• **What to do**
Locate each line with the string "AutoHotkey" in the listing below and copy it.

•••••

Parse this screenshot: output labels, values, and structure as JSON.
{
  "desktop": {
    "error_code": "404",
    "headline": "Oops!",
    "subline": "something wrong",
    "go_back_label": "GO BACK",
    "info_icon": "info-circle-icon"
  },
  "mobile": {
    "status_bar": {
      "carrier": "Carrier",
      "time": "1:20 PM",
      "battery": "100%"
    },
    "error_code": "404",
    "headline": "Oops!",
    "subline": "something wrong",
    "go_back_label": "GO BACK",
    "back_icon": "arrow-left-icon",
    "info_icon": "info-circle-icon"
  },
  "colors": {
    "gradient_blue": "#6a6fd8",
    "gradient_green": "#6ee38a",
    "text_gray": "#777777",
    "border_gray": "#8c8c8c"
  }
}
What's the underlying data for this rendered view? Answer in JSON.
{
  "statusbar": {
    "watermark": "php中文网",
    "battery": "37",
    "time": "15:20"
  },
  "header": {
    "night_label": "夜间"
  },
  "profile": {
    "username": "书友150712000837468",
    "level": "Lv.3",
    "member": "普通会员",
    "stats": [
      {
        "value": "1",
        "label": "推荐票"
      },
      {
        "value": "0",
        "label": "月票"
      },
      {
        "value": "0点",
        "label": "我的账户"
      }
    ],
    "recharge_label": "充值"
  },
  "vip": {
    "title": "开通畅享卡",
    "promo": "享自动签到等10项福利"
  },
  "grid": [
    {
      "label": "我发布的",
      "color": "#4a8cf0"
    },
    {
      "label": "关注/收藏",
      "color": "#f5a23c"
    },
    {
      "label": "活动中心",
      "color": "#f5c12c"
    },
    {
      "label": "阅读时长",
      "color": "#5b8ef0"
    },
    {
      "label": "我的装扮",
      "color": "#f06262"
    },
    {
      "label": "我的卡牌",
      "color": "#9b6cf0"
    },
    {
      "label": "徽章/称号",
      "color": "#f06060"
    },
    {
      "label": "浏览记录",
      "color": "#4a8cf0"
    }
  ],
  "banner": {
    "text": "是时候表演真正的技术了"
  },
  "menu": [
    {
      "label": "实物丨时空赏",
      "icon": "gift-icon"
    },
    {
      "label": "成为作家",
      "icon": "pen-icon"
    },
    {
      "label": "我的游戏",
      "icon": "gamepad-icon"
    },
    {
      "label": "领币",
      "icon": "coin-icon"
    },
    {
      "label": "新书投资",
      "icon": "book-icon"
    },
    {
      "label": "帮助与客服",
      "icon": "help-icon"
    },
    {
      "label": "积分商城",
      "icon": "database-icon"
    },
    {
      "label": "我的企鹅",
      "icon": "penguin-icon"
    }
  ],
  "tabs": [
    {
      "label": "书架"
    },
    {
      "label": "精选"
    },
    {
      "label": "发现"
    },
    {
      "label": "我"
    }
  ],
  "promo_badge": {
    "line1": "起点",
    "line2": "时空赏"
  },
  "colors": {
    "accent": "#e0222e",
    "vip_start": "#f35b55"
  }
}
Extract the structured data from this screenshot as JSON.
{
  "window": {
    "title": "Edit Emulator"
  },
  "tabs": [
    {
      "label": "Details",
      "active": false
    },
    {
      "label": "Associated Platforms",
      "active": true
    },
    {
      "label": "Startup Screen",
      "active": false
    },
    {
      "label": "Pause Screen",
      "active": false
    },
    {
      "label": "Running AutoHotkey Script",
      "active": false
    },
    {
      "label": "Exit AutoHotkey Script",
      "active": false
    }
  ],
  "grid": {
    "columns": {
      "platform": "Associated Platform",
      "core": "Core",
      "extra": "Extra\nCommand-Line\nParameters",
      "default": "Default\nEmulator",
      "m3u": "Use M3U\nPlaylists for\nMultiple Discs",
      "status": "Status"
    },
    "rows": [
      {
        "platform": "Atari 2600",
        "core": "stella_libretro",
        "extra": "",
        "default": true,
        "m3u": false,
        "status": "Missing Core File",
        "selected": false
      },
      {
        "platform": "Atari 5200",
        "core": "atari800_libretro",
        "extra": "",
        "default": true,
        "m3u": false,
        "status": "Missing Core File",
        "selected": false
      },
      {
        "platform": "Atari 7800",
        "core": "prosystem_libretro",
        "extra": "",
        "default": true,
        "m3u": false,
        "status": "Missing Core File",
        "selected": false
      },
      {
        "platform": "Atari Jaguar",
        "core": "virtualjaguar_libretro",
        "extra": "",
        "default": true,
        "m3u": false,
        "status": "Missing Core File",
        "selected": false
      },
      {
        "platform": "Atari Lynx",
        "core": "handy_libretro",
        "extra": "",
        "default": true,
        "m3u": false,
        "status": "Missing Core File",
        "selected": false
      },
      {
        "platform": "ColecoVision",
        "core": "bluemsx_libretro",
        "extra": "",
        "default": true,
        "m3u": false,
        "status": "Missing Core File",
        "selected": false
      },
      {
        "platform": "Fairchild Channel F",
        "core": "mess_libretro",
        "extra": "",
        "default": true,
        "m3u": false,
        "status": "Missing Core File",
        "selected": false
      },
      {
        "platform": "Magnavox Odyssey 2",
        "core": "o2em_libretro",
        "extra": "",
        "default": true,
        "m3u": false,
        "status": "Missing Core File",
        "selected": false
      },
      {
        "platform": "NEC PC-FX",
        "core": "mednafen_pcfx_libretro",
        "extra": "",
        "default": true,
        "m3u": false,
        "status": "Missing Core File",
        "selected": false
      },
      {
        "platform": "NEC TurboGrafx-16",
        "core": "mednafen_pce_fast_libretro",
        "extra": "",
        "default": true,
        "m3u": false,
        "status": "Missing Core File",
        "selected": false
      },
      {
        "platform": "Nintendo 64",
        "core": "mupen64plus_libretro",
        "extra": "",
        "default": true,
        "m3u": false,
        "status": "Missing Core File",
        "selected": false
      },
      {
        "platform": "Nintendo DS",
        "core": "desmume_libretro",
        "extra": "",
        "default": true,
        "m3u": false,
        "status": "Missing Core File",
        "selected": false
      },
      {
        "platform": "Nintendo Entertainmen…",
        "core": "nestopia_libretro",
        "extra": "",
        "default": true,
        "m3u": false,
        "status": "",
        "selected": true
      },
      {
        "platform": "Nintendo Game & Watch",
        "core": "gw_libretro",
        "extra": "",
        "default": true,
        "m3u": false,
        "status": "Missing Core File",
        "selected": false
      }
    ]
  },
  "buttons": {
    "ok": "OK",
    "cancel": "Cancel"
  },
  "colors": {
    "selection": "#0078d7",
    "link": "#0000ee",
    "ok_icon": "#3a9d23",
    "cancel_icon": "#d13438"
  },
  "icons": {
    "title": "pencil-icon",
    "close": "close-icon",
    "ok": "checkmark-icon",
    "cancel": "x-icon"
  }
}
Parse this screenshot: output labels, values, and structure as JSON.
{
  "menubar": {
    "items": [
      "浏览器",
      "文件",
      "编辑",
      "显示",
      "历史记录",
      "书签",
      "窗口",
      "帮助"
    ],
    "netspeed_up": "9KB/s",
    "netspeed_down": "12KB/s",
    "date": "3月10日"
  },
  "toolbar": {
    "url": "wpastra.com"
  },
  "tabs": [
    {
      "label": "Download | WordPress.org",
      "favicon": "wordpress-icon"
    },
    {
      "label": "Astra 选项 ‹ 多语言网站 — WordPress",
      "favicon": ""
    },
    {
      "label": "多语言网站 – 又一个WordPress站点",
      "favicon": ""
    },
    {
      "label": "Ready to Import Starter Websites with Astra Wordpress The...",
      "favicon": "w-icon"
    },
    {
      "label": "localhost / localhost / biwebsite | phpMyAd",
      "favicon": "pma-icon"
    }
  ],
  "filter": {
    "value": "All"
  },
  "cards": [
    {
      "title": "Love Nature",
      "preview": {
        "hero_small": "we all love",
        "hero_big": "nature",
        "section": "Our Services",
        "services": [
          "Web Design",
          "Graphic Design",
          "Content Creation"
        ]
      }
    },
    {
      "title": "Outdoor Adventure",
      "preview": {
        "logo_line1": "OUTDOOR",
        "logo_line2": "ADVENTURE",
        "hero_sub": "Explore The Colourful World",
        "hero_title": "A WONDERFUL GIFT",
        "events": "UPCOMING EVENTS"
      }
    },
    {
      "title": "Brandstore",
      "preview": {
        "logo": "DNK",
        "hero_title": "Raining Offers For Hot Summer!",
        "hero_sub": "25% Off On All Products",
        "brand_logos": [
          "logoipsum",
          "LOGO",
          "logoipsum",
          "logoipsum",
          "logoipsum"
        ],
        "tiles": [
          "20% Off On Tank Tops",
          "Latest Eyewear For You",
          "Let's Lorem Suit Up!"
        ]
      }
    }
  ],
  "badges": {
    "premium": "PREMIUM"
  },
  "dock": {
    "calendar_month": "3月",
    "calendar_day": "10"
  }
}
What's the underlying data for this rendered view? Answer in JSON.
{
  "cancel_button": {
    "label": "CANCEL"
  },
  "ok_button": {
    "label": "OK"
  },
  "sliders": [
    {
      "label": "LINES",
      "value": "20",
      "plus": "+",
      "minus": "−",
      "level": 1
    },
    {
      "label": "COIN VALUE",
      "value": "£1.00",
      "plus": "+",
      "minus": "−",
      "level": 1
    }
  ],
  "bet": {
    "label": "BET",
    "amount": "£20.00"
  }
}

•••••

• **Worked answer**
      "label": "Running AutoHotkey Script",
      "label": "Exit AutoHotkey Script",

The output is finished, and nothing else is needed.